— Begin INPUT MATERIAL —

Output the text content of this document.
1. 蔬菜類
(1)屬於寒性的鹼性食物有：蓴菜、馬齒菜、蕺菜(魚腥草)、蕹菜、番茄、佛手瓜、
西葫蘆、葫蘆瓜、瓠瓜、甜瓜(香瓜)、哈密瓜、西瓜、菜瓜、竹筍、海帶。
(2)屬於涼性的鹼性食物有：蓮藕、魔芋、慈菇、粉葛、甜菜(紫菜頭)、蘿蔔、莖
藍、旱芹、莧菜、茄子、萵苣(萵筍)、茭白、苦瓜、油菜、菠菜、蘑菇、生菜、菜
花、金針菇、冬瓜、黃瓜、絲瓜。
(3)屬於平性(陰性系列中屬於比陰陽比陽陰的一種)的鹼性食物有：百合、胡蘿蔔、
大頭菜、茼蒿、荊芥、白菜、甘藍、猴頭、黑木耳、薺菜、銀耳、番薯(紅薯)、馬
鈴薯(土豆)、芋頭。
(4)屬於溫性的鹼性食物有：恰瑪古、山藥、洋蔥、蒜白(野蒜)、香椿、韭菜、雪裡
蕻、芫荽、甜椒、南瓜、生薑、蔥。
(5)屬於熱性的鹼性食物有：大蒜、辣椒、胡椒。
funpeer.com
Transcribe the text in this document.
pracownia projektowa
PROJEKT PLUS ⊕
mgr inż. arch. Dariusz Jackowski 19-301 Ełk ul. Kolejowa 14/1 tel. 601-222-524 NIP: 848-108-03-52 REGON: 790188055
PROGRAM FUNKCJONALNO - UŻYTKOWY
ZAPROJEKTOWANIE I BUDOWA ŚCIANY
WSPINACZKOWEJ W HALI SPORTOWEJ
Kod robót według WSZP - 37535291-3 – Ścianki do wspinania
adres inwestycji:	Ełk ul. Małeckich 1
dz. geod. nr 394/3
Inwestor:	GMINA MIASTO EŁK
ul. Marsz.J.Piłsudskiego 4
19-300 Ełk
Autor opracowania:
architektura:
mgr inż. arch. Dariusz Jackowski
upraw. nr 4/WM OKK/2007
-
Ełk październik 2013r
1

— End INPUT MATERIAL —

Using the entries above, return each line that includes the word "this".

*ANSWER TO THE TASK*:
Output the text content of this document.
Transcribe the text in this document.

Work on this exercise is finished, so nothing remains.